DIRECTIONS:
1/ Write out the stretch of the silk painting interview from "Today I have" through "her story today.", word for word.
2/ Continue the interview with the silk artist, starting after its last sentence.

Today I have the pleasure of introducing you to Maria Jürimäe. She is one of the leaders of our Silk Artist's Team on Etsy. It has been a pleasure getting to know her a bit over the past year or so and you are in for a treat with her story today.
I am an Estonian silk artist, I have painted on silk and taught silk painting for over 16 years. I am member of SPIN and one of the leaders of Silk Artists Team in Etsy. I also work at the University of Tartu in the field of education. I have two lovely daughters, 6 and 8 years old and sometimes they participate in my silk painting or develop their own creations.
Why silk painting?
Why silk painting?
I have painted with watercolors as long as I remember myself - my father is an artist, so painting was just a natural part of living. Watercolor didn't have a bad smell (like oil paints had) and the transparency and blends were enchanting. I also loved the thinking part - you had to plan your work in advance to get the dreamed result.
I discovered silk painting as a student and fell in love with it immediately - compared to watercolor it allowed even better blends, the color of steam fixed dyes was just irresistible! And silk had a distinct character – it was a living material and in the beginning it seemed to me that I have just two options – to let silk to whatever she wants (and just admire it and help the process by adding some dyes, water, salt, etc.) or to try to do what I want and end up with disappointment. Learning to accept silk and cooperate with it was really a rewarding experience. And eventually I have learned to think “the silky way” and am able to express even the most complex ideas on silk – not forcing my will over it, but with cooperation this wonderful material.
What inspires your paintings?
The nature, the God, the Angels, the music. . .

DATA BLOCK:
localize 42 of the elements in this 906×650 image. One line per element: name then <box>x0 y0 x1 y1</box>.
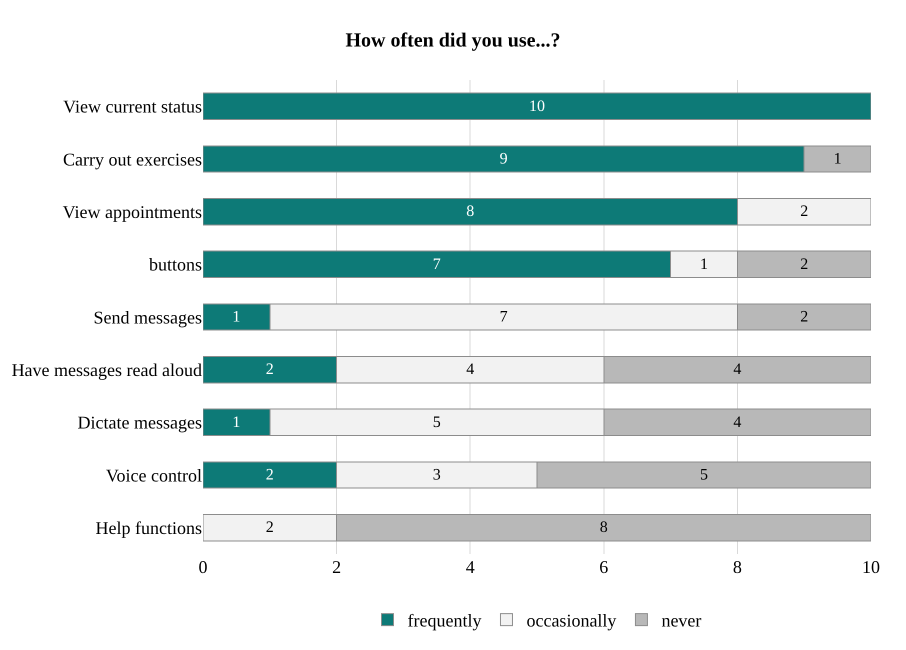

ANSWERS TO EACH TASK:
1/
Today I have the pleasure of introducing you to Maria Jürimäe. She is one of the leaders of our Silk Artist's Team on Etsy. It has been a pleasure getting to know her a bit over the past year or so and you are in for a treat with her story today.

2/
I love to be the medium. Most of my scarves just “come to me” from somewhere – I just have to let the brush to do its work, and sing my songs. It is a wonderful feeling.
I also love to make made to order scarves – to use the ideas of different people (even the craziest ideas can be expressed on silk) and make them alive on silk. People, their stories and their problem they would like to find solutions inspire me. Most of my clients have told me that the result is even better than they have imagined, so I have become quite confident in it ; )
What is your favorite silk painting you have painted?
It is almost impossible to pick one favorite. But because it is spring I will choose one of my signature scarves: Lily of the Valley.
Your favorite type of silk, dyes, resist, etc.
I love silk dyes fixed by steam. I have mixed the dyes by myself and used Pebeo, Marabu, Schjering. I just love those bright colors! Nothing can be compared to steam fixed silk dyes. My favourite guttas are from Marabu – they work well and don’t add extra texture to silk.
I love the softness and tender touch of silk. This material is perfect for feeling. . . so my favourite types of silk are crepe satin and ponge. I hesitated a long time before opening an Internet shop – because photos are just 2D images of my soft, shiny, living scarves. . . but it seems that the magic of silk can be somehow captured even via photos.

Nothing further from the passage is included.